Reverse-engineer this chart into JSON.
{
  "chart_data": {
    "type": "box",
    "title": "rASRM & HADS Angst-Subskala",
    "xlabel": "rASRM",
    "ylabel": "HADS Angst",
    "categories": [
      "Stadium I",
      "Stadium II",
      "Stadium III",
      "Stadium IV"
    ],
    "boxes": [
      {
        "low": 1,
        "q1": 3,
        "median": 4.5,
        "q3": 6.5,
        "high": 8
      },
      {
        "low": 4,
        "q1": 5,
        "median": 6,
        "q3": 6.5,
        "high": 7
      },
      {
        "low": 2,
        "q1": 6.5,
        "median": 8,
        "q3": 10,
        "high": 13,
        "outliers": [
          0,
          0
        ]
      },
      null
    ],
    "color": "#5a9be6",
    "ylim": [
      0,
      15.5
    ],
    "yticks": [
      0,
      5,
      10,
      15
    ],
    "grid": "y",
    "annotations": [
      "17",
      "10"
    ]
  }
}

## WRITTEN REQUEST
Using the data above, repeat every line exactly.

## THE REPLY
Reverse-engineer this chart into JSON.
{
  "chart_data": {
    "type": "box",
    "title": "rASRM & HADS Angst-Subskala",
    "xlabel": "rASRM",
    "ylabel": "HADS Angst",
    "categories": [
      "Stadium I",
      "Stadium II",
      "Stadium III",
      "Stadium IV"
    ],
    "boxes": [
      {
        "low": 1,
        "q1": 3,
        "median": 4.5,
        "q3": 6.5,
        "high": 8
      },
      {
        "low": 4,
        "q1": 5,
        "median": 6,
        "q3": 6.5,
        "high": 7
      },
      {
        "low": 2,
        "q1": 6.5,
        "median": 8,
        "q3": 10,
        "high": 13,
        "outliers": [
          0,
          0
        ]
      },
      null
    ],
    "color": "#5a9be6",
    "ylim": [
      0,
      15.5
    ],
    "yticks": [
      0,
      5,
      10,
      15
    ],
    "grid": "y",
    "annotations": [
      "17",
      "10"
    ]
  }
}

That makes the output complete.